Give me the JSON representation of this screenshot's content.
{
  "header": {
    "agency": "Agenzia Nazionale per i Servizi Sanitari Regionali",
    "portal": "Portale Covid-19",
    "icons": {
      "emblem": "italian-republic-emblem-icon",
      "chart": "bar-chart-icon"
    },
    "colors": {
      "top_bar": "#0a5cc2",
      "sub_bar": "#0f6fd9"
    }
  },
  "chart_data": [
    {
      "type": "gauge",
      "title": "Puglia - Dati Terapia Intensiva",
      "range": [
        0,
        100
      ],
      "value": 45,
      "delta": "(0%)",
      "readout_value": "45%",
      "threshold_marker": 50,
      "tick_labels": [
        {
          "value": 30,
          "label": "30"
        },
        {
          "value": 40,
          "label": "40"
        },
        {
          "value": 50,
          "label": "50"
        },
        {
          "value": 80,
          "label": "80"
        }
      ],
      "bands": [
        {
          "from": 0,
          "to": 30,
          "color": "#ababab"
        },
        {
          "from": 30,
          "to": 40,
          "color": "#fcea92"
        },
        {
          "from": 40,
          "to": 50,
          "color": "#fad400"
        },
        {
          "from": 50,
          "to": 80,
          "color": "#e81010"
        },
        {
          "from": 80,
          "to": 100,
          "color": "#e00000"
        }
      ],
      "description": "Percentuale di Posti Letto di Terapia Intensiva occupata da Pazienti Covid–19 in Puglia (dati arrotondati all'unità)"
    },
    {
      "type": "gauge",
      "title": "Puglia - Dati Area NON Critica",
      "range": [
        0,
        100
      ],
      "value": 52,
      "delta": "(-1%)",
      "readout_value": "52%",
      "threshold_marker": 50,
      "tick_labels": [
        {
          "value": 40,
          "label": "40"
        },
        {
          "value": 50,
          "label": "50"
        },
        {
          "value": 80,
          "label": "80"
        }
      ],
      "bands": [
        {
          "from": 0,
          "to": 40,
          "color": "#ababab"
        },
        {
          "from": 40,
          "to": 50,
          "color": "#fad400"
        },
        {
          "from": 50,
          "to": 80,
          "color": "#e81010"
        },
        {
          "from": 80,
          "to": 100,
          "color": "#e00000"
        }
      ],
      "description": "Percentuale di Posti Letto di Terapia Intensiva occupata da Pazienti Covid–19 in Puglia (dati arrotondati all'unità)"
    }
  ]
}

◆ GIVEN INSTRUCTION: Print the material above once more, exactly.

◆ THE SOLUTION:
Give me the JSON representation of this screenshot's content.
{
  "header": {
    "agency": "Agenzia Nazionale per i Servizi Sanitari Regionali",
    "portal": "Portale Covid-19",
    "icons": {
      "emblem": "italian-republic-emblem-icon",
      "chart": "bar-chart-icon"
    },
    "colors": {
      "top_bar": "#0a5cc2",
      "sub_bar": "#0f6fd9"
    }
  },
  "chart_data": [
    {
      "type": "gauge",
      "title": "Puglia - Dati Terapia Intensiva",
      "range": [
        0,
        100
      ],
      "value": 45,
      "delta": "(0%)",
      "readout_value": "45%",
      "threshold_marker": 50,
      "tick_labels": [
        {
          "value": 30,
          "label": "30"
        },
        {
          "value": 40,
          "label": "40"
        },
        {
          "value": 50,
          "label": "50"
        },
        {
          "value": 80,
          "label": "80"
        }
      ],
      "bands": [
        {
          "from": 0,
          "to": 30,
          "color": "#ababab"
        },
        {
          "from": 30,
          "to": 40,
          "color": "#fcea92"
        },
        {
          "from": 40,
          "to": 50,
          "color": "#fad400"
        },
        {
          "from": 50,
          "to": 80,
          "color": "#e81010"
        },
        {
          "from": 80,
          "to": 100,
          "color": "#e00000"
        }
      ],
      "description": "Percentuale di Posti Letto di Terapia Intensiva occupata da Pazienti Covid–19 in Puglia (dati arrotondati all'unità)"
    },
    {
      "type": "gauge",
      "title": "Puglia - Dati Area NON Critica",
      "range": [
        0,
        100
      ],
      "value": 52,
      "delta": "(-1%)",
      "readout_value": "52%",
      "threshold_marker": 50,
      "tick_labels": [
        {
          "value": 40,
          "label": "40"
        },
        {
          "value": 50,
          "label": "50"
        },
        {
          "value": 80,
          "label": "80"
        }
      ],
      "bands": [
        {
          "from": 0,
          "to": 40,
          "color": "#ababab"
        },
        {
          "from": 40,
          "to": 50,
          "color": "#fad400"
        },
        {
          "from": 50,
          "to": 80,
          "color": "#e81010"
        },
        {
          "from": 80,
          "to": 100,
          "color": "#e00000"
        }
      ],
      "description": "Percentuale di Posti Letto di Terapia Intensiva occupata da Pazienti Covid–19 in Puglia (dati arrotondati all'unità)"
    }
  ]
}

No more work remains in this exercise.